Material supplied:
'''
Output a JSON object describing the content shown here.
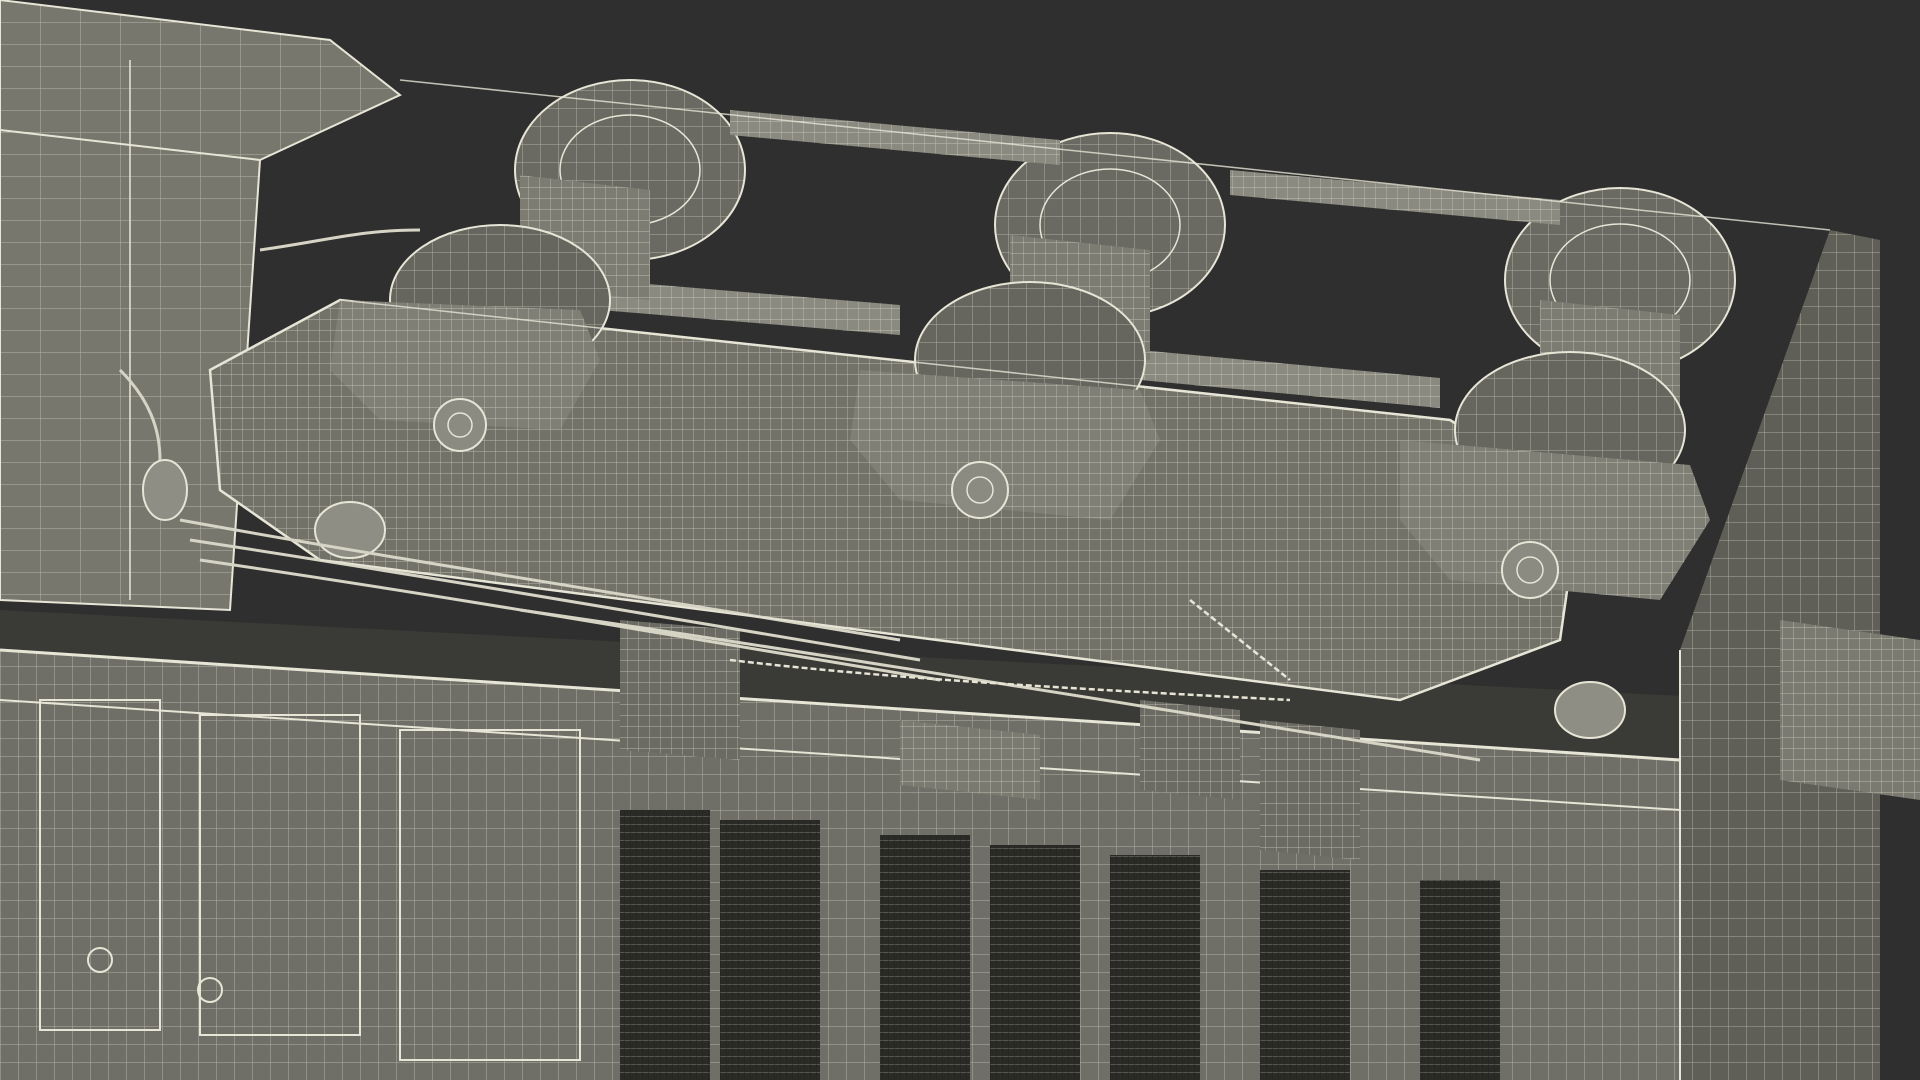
{
  "scene": {
    "subject": "wireframe-locomotive-bogie-render",
    "colors": {
      "background": "#2f2f2f",
      "surface": "#6e6e66",
      "surface_light": "#85857c",
      "surface_dark": "#4a4a44",
      "shadow": "#3b3b37",
      "wire": "#e7e5d6",
      "wire_dim": "#bdbbae"
    },
    "icons": {
      "wheel": "wheel-shape",
      "chain": "chain-shape"
    }
  }
}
'''
Exercise prompt:
Leave out the pictures and output every record above precisely as given.

Response:
Output a JSON object describing the content shown here.
{
  "scene": {
    "subject": "wireframe-locomotive-bogie-render",
    "colors": {
      "background": "#2f2f2f",
      "surface": "#6e6e66",
      "surface_light": "#85857c",
      "surface_dark": "#4a4a44",
      "shadow": "#3b3b37",
      "wire": "#e7e5d6",
      "wire_dim": "#bdbbae"
    },
    "icons": {
      "wheel": "wheel-shape",
      "chain": "chain-shape"
    }
  }
}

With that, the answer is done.